Scan the records and identify every line in which the string "name" occurs, then return those lines.

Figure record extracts

%%

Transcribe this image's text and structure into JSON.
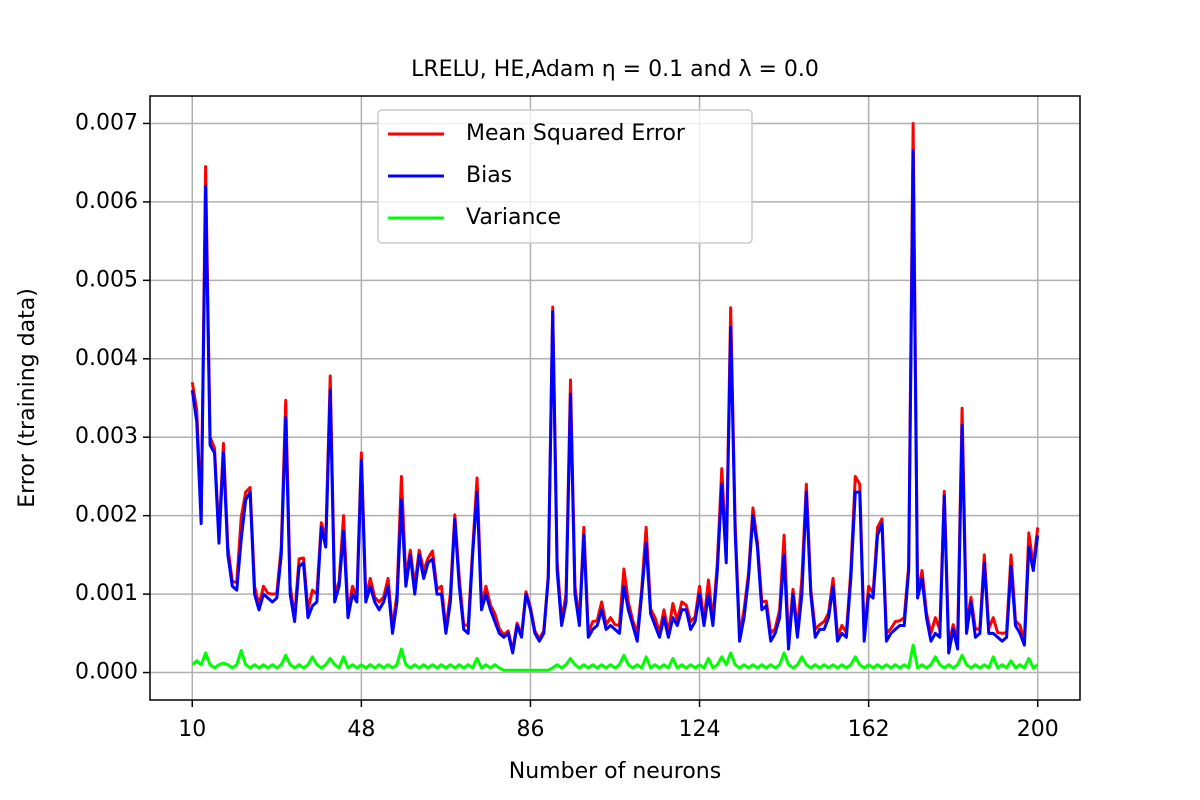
{
  "chart_data": {
    "type": "line",
    "title": "LRELU, HE,Adam η = 0.1 and λ = 0.0",
    "xlabel": "Number of neurons",
    "ylabel": "Error (training data)",
    "x": [
      10,
      11,
      12,
      13,
      14,
      15,
      16,
      17,
      18,
      19,
      20,
      21,
      22,
      23,
      24,
      25,
      26,
      27,
      28,
      29,
      30,
      31,
      32,
      33,
      34,
      35,
      36,
      37,
      38,
      39,
      40,
      41,
      42,
      43,
      44,
      45,
      46,
      47,
      48,
      49,
      50,
      51,
      52,
      53,
      54,
      55,
      56,
      57,
      58,
      59,
      60,
      61,
      62,
      63,
      64,
      65,
      66,
      67,
      68,
      69,
      70,
      71,
      72,
      73,
      74,
      75,
      76,
      77,
      78,
      79,
      80,
      81,
      82,
      83,
      84,
      85,
      86,
      87,
      88,
      89,
      90,
      91,
      92,
      93,
      94,
      95,
      96,
      97,
      98,
      99,
      100,
      101,
      102,
      103,
      104,
      105,
      106,
      107,
      108,
      109,
      110,
      111,
      112,
      113,
      114,
      115,
      116,
      117,
      118,
      119,
      120,
      121,
      122,
      123,
      124,
      125,
      126,
      127,
      128,
      129,
      130,
      131,
      132,
      133,
      134,
      135,
      136,
      137,
      138,
      139,
      140,
      141,
      142,
      143,
      144,
      145,
      146,
      147,
      148,
      149,
      150,
      151,
      152,
      153,
      154,
      155,
      156,
      157,
      158,
      159,
      160,
      161,
      162,
      163,
      164,
      165,
      166,
      167,
      168,
      169,
      170,
      171,
      172,
      173,
      174,
      175,
      176,
      177,
      178,
      179,
      180,
      181,
      182,
      183,
      184,
      185,
      186,
      187,
      188,
      189,
      190,
      191,
      192,
      193,
      194,
      195,
      196,
      197,
      198,
      199,
      200
    ],
    "series": [
      {
        "name": "Mean Squared Error",
        "color": "#ff0000",
        "values": [
          0.0037,
          0.00335,
          0.002,
          0.00645,
          0.003,
          0.00286,
          0.00175,
          0.00292,
          0.0016,
          0.00116,
          0.00115,
          0.00198,
          0.0023,
          0.00236,
          0.0011,
          0.00086,
          0.0011,
          0.00101,
          0.001,
          0.00101,
          0.0016,
          0.00347,
          0.0011,
          0.00071,
          0.00145,
          0.00146,
          0.0008,
          0.00105,
          0.001,
          0.00191,
          0.0017,
          0.00378,
          0.001,
          0.00116,
          0.002,
          0.00076,
          0.0011,
          0.00096,
          0.0028,
          0.00096,
          0.0012,
          0.00096,
          0.0009,
          0.00096,
          0.0012,
          0.00056,
          0.001,
          0.0025,
          0.0012,
          0.00156,
          0.0011,
          0.00156,
          0.0013,
          0.00146,
          0.00155,
          0.00106,
          0.0011,
          0.00056,
          0.001,
          0.00201,
          0.0012,
          0.00061,
          0.0006,
          0.00156,
          0.00248,
          0.00086,
          0.0011,
          0.00086,
          0.00075,
          0.00056,
          0.00048,
          0.00053,
          0.00028,
          0.00063,
          0.00048,
          0.00103,
          0.00083,
          0.00053,
          0.00043,
          0.00053,
          0.00123,
          0.00466,
          0.0014,
          0.00066,
          0.001,
          0.00373,
          0.0011,
          0.00066,
          0.00185,
          0.00051,
          0.00065,
          0.00066,
          0.0009,
          0.00061,
          0.0007,
          0.00061,
          0.0006,
          0.00132,
          0.0009,
          0.00066,
          0.0005,
          0.00106,
          0.00185,
          0.00081,
          0.0007,
          0.00051,
          0.0008,
          0.00051,
          0.00088,
          0.00066,
          0.0009,
          0.00086,
          0.00065,
          0.00071,
          0.0011,
          0.00066,
          0.00118,
          0.00066,
          0.0014,
          0.0026,
          0.0015,
          0.00465,
          0.0019,
          0.00046,
          0.0008,
          0.00126,
          0.0021,
          0.00166,
          0.0009,
          0.00091,
          0.0005,
          0.00056,
          0.0008,
          0.00175,
          0.0004,
          0.00106,
          0.00055,
          0.0012,
          0.0024,
          0.00106,
          0.00055,
          0.00061,
          0.00065,
          0.00076,
          0.0012,
          0.00046,
          0.0006,
          0.00051,
          0.0013,
          0.0025,
          0.0024,
          0.00046,
          0.0011,
          0.00101,
          0.00185,
          0.00196,
          0.0005,
          0.00056,
          0.00065,
          0.00066,
          0.0007,
          0.00136,
          0.007,
          0.00101,
          0.0013,
          0.00076,
          0.0005,
          0.0007,
          0.00055,
          0.00231,
          0.00035,
          0.00061,
          0.0004,
          0.00337,
          0.0006,
          0.00096,
          0.00055,
          0.00056,
          0.0015,
          0.00056,
          0.0007,
          0.00051,
          0.0005,
          0.00051,
          0.0015,
          0.00066,
          0.0006,
          0.00041,
          0.00178,
          0.00136,
          0.00185
        ]
      },
      {
        "name": "Bias",
        "color": "#0000ff",
        "values": [
          0.0036,
          0.0032,
          0.0019,
          0.0062,
          0.0029,
          0.0028,
          0.00165,
          0.0028,
          0.0015,
          0.0011,
          0.00105,
          0.0017,
          0.0022,
          0.0023,
          0.001,
          0.0008,
          0.001,
          0.00095,
          0.0009,
          0.00095,
          0.0015,
          0.00325,
          0.001,
          0.00065,
          0.00135,
          0.0014,
          0.0007,
          0.00085,
          0.0009,
          0.00185,
          0.0016,
          0.0036,
          0.0009,
          0.0011,
          0.0018,
          0.0007,
          0.001,
          0.0009,
          0.0027,
          0.0009,
          0.0011,
          0.0009,
          0.0008,
          0.0009,
          0.0011,
          0.0005,
          0.0009,
          0.0022,
          0.0011,
          0.0015,
          0.001,
          0.0015,
          0.0012,
          0.0014,
          0.00145,
          0.001,
          0.001,
          0.0005,
          0.0009,
          0.00195,
          0.0011,
          0.00055,
          0.0005,
          0.0015,
          0.0023,
          0.0008,
          0.001,
          0.0008,
          0.00065,
          0.0005,
          0.00045,
          0.0005,
          0.00025,
          0.0006,
          0.00045,
          0.001,
          0.0008,
          0.0005,
          0.0004,
          0.0005,
          0.0012,
          0.0046,
          0.0013,
          0.0006,
          0.0009,
          0.00355,
          0.001,
          0.0006,
          0.00175,
          0.00045,
          0.00055,
          0.0006,
          0.0008,
          0.00055,
          0.0006,
          0.00055,
          0.0005,
          0.0011,
          0.0008,
          0.0006,
          0.0004,
          0.001,
          0.00165,
          0.00075,
          0.0006,
          0.00045,
          0.0007,
          0.00045,
          0.0007,
          0.0006,
          0.0008,
          0.0008,
          0.00055,
          0.00065,
          0.001,
          0.0006,
          0.001,
          0.0006,
          0.0013,
          0.0024,
          0.0014,
          0.0044,
          0.0018,
          0.0004,
          0.0007,
          0.0012,
          0.002,
          0.0016,
          0.0008,
          0.00085,
          0.0004,
          0.0005,
          0.0007,
          0.0015,
          0.0003,
          0.001,
          0.00045,
          0.001,
          0.0023,
          0.001,
          0.00045,
          0.00055,
          0.00055,
          0.0007,
          0.0011,
          0.0004,
          0.0005,
          0.00045,
          0.0012,
          0.0023,
          0.0023,
          0.0004,
          0.001,
          0.00095,
          0.00175,
          0.0019,
          0.0004,
          0.0005,
          0.00055,
          0.0006,
          0.0006,
          0.0013,
          0.00665,
          0.00095,
          0.0012,
          0.0007,
          0.0004,
          0.0005,
          0.00045,
          0.00225,
          0.00025,
          0.00055,
          0.0003,
          0.00315,
          0.0005,
          0.0009,
          0.00045,
          0.0005,
          0.0014,
          0.0005,
          0.0005,
          0.00045,
          0.0004,
          0.00045,
          0.00135,
          0.0006,
          0.0005,
          0.00035,
          0.0016,
          0.0013,
          0.00175
        ]
      },
      {
        "name": "Variance",
        "color": "#00ff00",
        "values": [
          0.0001,
          0.00015,
          0.0001,
          0.00025,
          0.0001,
          6e-05,
          0.0001,
          0.00012,
          0.0001,
          6e-05,
          0.0001,
          0.00028,
          0.0001,
          6e-05,
          0.0001,
          6e-05,
          0.0001,
          6e-05,
          0.0001,
          6e-05,
          0.0001,
          0.00022,
          0.0001,
          6e-05,
          0.0001,
          6e-05,
          0.0001,
          0.0002,
          0.0001,
          6e-05,
          0.0001,
          0.00018,
          0.0001,
          6e-05,
          0.0002,
          6e-05,
          0.0001,
          6e-05,
          0.0001,
          6e-05,
          0.0001,
          6e-05,
          0.0001,
          6e-05,
          0.0001,
          6e-05,
          0.0001,
          0.0003,
          0.0001,
          6e-05,
          0.0001,
          6e-05,
          0.0001,
          6e-05,
          0.0001,
          6e-05,
          0.0001,
          6e-05,
          0.0001,
          6e-05,
          0.0001,
          6e-05,
          0.0001,
          6e-05,
          0.00018,
          6e-05,
          0.0001,
          6e-05,
          0.0001,
          6e-05,
          3e-05,
          3e-05,
          3e-05,
          3e-05,
          3e-05,
          3e-05,
          3e-05,
          3e-05,
          3e-05,
          3e-05,
          3e-05,
          6e-05,
          0.0001,
          6e-05,
          0.0001,
          0.00018,
          0.0001,
          6e-05,
          0.0001,
          6e-05,
          0.0001,
          6e-05,
          0.0001,
          6e-05,
          0.0001,
          6e-05,
          0.0001,
          0.00022,
          0.0001,
          6e-05,
          0.0001,
          6e-05,
          0.0002,
          6e-05,
          0.0001,
          6e-05,
          0.0001,
          6e-05,
          0.00018,
          6e-05,
          0.0001,
          6e-05,
          0.0001,
          6e-05,
          0.0001,
          6e-05,
          0.00018,
          6e-05,
          0.0001,
          0.0002,
          0.0001,
          0.00025,
          0.0001,
          6e-05,
          0.0001,
          6e-05,
          0.0001,
          6e-05,
          0.0001,
          6e-05,
          0.0001,
          6e-05,
          0.0001,
          0.00025,
          0.0001,
          6e-05,
          0.0001,
          0.0002,
          0.0001,
          6e-05,
          0.0001,
          6e-05,
          0.0001,
          6e-05,
          0.0001,
          6e-05,
          0.0001,
          6e-05,
          0.0001,
          0.0002,
          0.0001,
          6e-05,
          0.0001,
          6e-05,
          0.0001,
          6e-05,
          0.0001,
          6e-05,
          0.0001,
          6e-05,
          0.0001,
          6e-05,
          0.00035,
          6e-05,
          0.0001,
          6e-05,
          0.0001,
          0.0002,
          0.0001,
          6e-05,
          0.0001,
          6e-05,
          0.0001,
          0.00022,
          0.0001,
          6e-05,
          0.0001,
          6e-05,
          0.0001,
          6e-05,
          0.0002,
          6e-05,
          0.0001,
          6e-05,
          0.00015,
          6e-05,
          0.0001,
          6e-05,
          0.00018,
          6e-05,
          0.0001
        ]
      }
    ],
    "xlim": [
      0.5,
      209.5
    ],
    "ylim": [
      -0.00035,
      0.00735
    ],
    "xticks": [
      10,
      48,
      86,
      124,
      162,
      200
    ],
    "yticks": [
      {
        "value": 0,
        "label": "0.000"
      },
      {
        "value": 0.001,
        "label": "0.001"
      },
      {
        "value": 0.002,
        "label": "0.002"
      },
      {
        "value": 0.003,
        "label": "0.003"
      },
      {
        "value": 0.004,
        "label": "0.004"
      },
      {
        "value": 0.005,
        "label": "0.005"
      },
      {
        "value": 0.006,
        "label": "0.006"
      },
      {
        "value": 0.007,
        "label": "0.007"
      }
    ],
    "grid": true,
    "legend": "upper center"
  }
}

%%

▶ [Solved exercise]
        "name": "Mean Squared Error",
        "name": "Bias",
        "name": "Variance",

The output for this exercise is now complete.